## TASK INPUTS

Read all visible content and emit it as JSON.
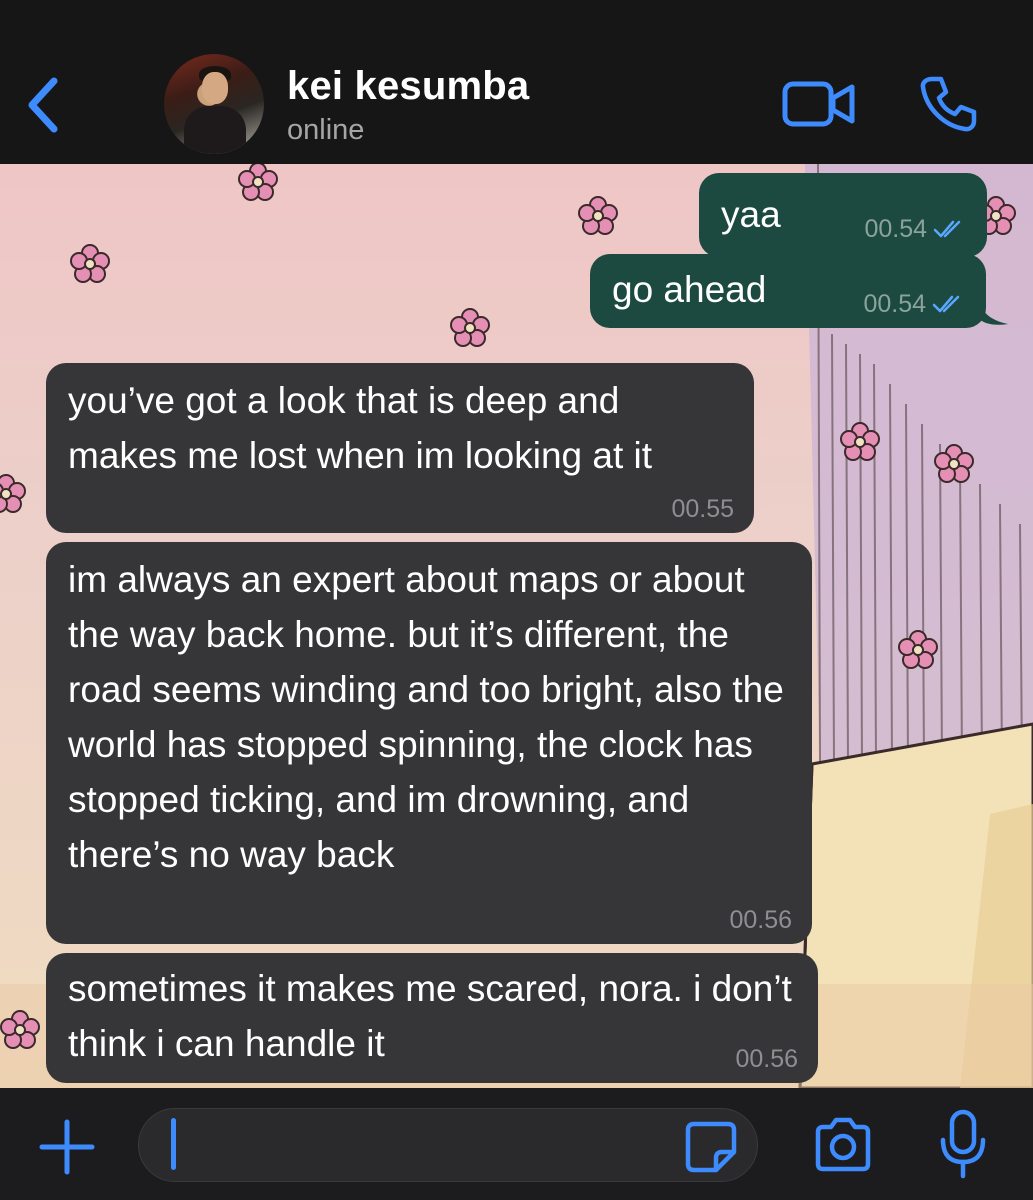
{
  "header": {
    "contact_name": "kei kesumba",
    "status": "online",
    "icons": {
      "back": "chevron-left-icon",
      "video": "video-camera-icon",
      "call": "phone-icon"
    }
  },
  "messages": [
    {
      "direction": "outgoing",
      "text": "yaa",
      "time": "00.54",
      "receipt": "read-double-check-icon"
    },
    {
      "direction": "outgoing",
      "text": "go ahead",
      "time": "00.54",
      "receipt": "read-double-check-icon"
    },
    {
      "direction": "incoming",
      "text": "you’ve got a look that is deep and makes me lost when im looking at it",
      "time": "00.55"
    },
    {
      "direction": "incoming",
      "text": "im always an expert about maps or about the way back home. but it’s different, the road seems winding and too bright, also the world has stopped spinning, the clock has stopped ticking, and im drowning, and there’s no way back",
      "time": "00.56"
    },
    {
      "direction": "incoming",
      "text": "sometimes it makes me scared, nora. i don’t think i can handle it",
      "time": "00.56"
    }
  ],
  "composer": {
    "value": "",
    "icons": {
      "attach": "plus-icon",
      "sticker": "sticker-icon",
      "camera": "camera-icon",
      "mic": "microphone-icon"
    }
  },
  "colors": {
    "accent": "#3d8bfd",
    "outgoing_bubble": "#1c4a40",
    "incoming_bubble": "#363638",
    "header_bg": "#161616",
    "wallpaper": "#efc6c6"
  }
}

## DIRECTION
Only lines holding the string "back" are wanted; gather each one from the entries above.

## WRITTEN ANSWER
      "back": "chevron-left-icon",
      "text": "im always an expert about maps or about the way back home. but it’s different, the road seems winding and too bright, also the world has stopped spinning, the clock has stopped ticking, and im drowning, and there’s no way back",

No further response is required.